* **Recorded data**:
::::::

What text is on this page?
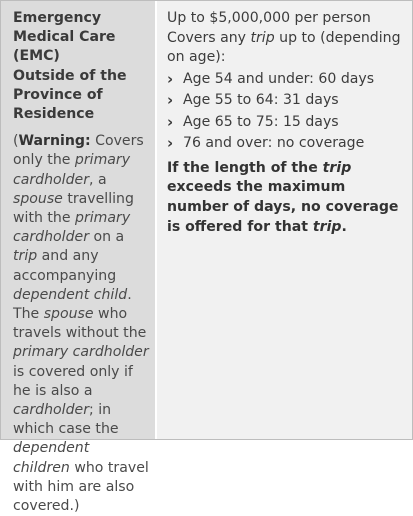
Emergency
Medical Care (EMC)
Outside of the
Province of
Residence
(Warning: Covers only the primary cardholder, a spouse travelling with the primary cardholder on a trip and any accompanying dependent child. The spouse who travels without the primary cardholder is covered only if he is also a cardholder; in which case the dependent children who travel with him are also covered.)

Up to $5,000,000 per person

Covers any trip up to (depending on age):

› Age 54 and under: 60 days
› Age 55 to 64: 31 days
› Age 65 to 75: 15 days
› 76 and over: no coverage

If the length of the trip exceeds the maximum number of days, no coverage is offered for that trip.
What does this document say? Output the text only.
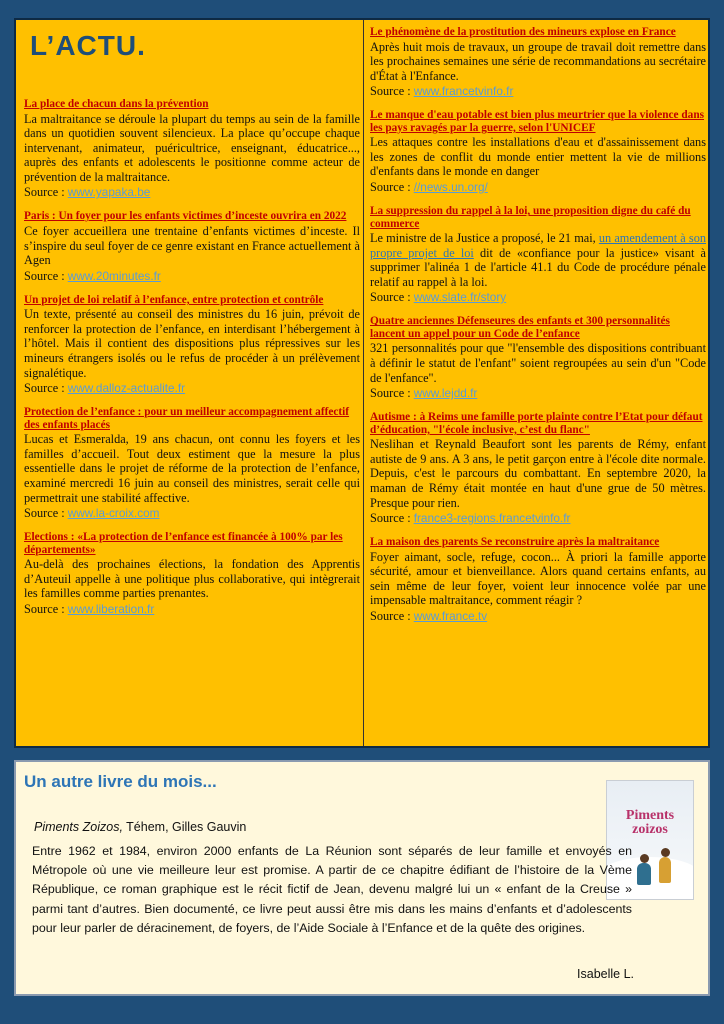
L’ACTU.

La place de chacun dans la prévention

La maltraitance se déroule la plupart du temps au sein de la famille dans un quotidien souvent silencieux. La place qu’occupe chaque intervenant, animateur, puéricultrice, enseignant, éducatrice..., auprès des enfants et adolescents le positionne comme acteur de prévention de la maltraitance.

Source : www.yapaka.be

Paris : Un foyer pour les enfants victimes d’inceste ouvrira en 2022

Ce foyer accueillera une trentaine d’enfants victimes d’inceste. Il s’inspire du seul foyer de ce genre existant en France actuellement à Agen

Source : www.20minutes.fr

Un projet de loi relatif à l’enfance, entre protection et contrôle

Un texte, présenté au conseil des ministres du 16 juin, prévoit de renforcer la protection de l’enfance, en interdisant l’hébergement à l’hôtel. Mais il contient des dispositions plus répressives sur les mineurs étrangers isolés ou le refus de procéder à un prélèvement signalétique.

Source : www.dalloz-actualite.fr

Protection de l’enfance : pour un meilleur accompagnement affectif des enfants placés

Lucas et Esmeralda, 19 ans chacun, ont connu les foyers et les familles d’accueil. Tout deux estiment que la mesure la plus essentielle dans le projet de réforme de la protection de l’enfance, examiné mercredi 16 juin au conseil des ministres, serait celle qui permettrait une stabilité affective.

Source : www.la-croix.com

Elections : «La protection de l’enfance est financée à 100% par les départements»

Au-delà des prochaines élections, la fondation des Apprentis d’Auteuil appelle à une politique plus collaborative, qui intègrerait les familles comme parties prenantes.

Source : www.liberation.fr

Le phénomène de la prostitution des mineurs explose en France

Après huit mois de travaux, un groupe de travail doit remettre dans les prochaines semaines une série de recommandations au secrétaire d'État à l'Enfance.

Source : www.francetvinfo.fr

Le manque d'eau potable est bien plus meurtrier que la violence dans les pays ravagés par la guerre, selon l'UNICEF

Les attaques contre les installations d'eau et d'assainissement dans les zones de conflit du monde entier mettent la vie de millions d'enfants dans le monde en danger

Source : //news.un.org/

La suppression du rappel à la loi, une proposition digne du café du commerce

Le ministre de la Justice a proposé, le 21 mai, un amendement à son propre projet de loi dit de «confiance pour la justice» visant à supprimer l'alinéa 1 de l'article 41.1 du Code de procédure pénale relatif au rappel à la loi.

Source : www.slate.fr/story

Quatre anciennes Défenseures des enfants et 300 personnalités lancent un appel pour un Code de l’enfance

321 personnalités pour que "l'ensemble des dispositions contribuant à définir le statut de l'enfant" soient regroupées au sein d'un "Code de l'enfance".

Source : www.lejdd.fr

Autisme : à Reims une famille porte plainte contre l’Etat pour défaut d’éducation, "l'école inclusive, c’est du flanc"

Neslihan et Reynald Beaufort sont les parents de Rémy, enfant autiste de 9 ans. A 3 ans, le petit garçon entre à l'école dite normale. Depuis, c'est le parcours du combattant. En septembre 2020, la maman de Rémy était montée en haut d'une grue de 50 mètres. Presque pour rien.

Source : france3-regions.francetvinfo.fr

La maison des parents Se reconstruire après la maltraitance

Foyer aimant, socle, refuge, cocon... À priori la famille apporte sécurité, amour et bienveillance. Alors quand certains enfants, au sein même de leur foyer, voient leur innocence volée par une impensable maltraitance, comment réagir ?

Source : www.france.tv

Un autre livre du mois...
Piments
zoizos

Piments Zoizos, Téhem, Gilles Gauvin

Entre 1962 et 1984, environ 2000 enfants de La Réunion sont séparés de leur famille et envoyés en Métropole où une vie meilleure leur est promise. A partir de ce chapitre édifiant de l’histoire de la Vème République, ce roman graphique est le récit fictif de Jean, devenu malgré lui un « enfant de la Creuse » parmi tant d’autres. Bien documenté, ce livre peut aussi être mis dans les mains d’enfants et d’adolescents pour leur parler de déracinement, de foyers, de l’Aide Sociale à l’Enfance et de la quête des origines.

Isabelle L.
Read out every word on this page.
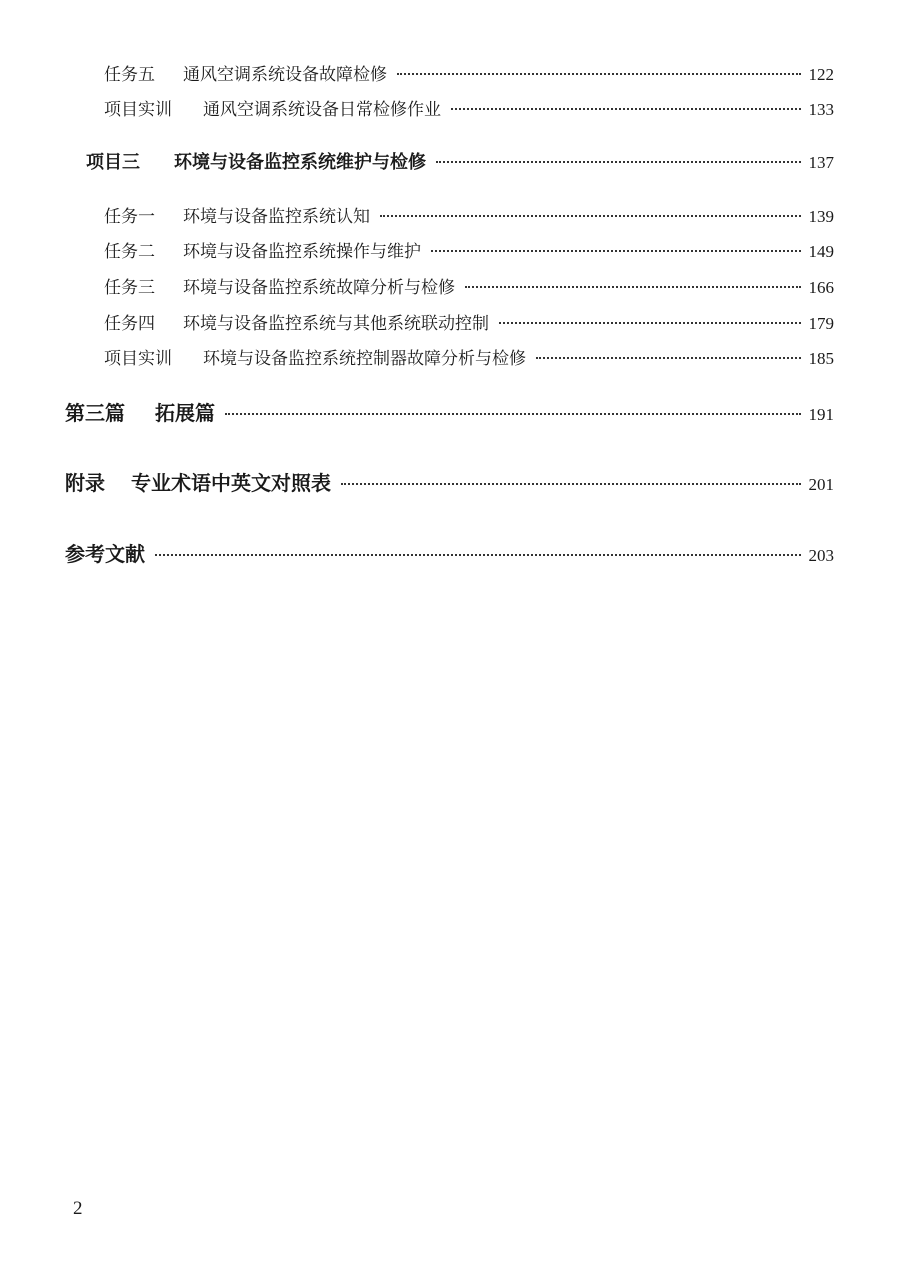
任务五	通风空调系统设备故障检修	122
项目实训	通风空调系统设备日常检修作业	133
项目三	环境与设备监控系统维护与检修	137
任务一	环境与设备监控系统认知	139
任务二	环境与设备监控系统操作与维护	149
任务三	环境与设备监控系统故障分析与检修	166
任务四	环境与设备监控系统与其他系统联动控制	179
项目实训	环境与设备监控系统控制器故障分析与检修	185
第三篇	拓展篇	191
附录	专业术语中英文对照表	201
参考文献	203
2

::::::

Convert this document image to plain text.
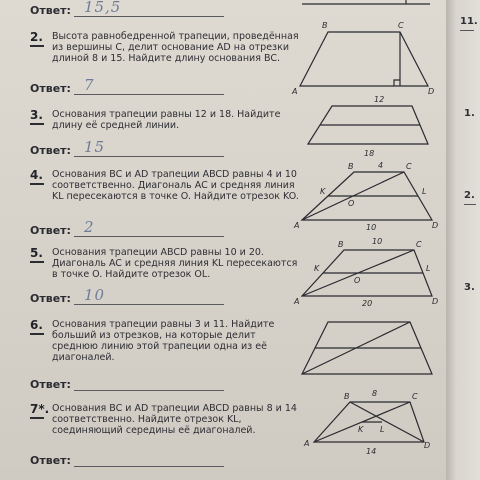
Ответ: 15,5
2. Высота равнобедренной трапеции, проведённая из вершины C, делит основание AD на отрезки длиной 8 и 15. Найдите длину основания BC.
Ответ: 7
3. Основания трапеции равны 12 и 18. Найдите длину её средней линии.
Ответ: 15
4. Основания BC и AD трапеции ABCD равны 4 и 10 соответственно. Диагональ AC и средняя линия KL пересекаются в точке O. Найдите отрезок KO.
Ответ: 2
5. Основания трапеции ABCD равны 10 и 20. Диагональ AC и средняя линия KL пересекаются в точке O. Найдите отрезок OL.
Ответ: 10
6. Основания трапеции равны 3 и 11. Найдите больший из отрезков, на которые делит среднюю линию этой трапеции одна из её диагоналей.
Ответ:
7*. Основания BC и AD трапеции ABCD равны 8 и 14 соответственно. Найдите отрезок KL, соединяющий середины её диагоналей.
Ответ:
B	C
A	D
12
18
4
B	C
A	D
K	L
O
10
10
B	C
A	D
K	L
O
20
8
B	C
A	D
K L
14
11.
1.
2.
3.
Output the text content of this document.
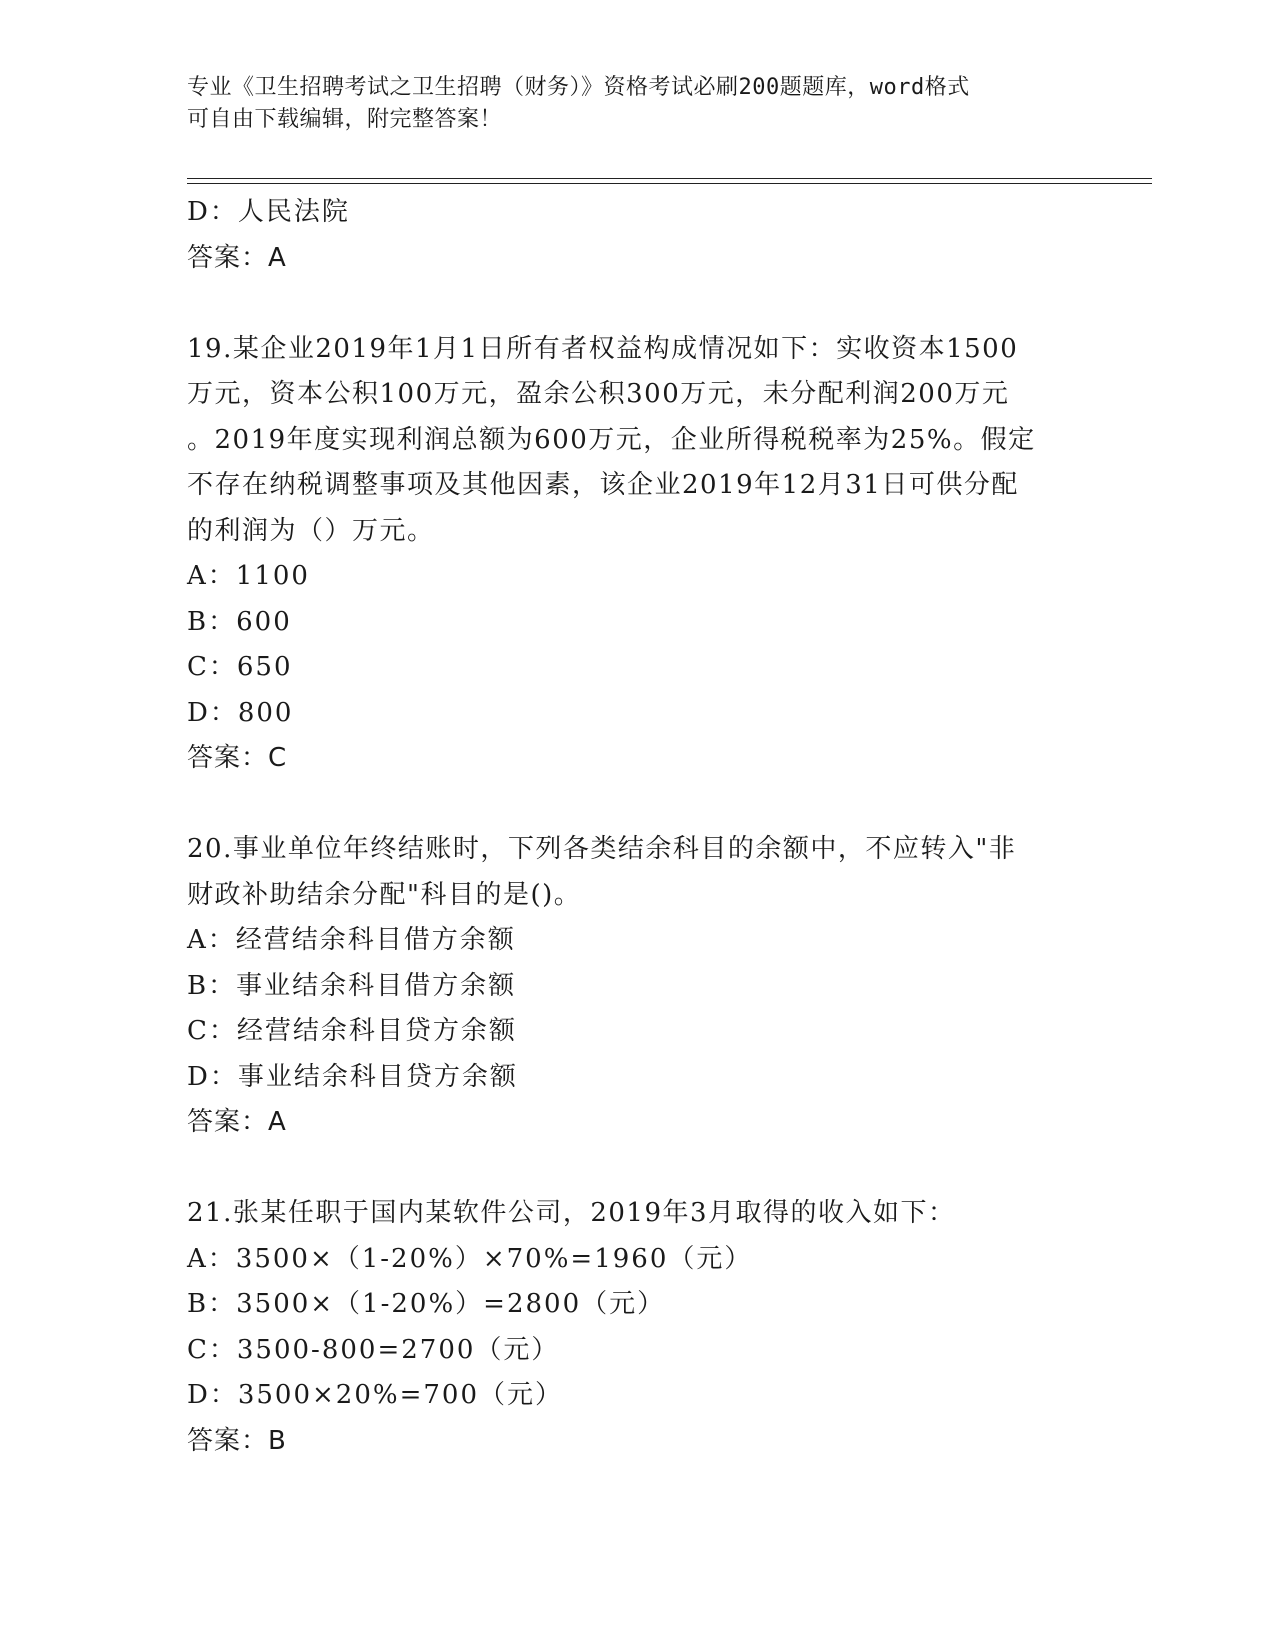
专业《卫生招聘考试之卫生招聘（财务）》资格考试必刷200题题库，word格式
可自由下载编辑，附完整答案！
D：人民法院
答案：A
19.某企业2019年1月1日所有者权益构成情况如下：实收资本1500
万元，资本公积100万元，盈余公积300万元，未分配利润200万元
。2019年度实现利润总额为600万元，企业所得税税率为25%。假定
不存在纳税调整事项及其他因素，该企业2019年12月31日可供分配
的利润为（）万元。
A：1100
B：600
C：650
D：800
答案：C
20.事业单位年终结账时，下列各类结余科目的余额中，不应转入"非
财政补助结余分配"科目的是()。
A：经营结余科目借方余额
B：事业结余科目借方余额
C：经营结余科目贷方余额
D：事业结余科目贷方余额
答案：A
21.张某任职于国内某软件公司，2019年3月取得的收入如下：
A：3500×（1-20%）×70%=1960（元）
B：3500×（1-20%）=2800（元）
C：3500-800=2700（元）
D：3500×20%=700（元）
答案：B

::::::

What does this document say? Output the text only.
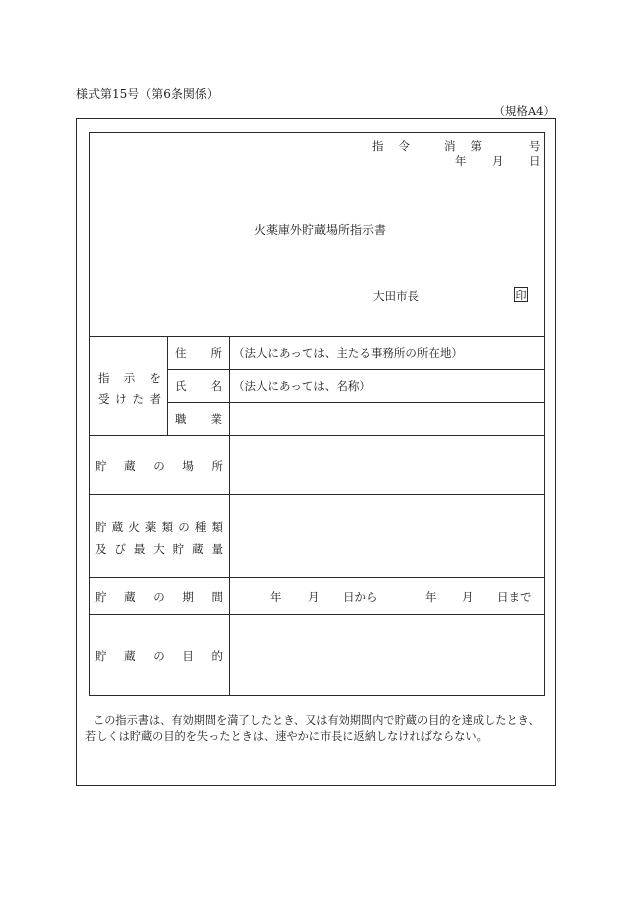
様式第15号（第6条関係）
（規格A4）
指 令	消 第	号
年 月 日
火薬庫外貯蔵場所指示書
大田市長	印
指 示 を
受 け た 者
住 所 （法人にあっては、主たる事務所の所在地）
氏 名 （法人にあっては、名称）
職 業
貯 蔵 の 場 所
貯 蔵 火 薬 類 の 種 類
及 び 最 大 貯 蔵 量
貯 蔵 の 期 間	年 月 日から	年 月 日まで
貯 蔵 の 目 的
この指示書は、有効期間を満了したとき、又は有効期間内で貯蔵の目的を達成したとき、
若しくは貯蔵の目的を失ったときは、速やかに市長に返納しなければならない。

::::::

* **Task to complete**:
Where a line of the records above holds the word "Source", copy that line.

* **Task output**:
Source : www.yapaka.be
Source : www.20minutes.fr
Source : www.dalloz-actualite.fr
Source : www.la-croix.com
Source : www.liberation.fr
Source : www.francetvinfo.fr
Source : //news.un.org/
Source : www.slate.fr/story
Source : www.lejdd.fr
Source : france3-regions.francetvinfo.fr
Source : www.france.tv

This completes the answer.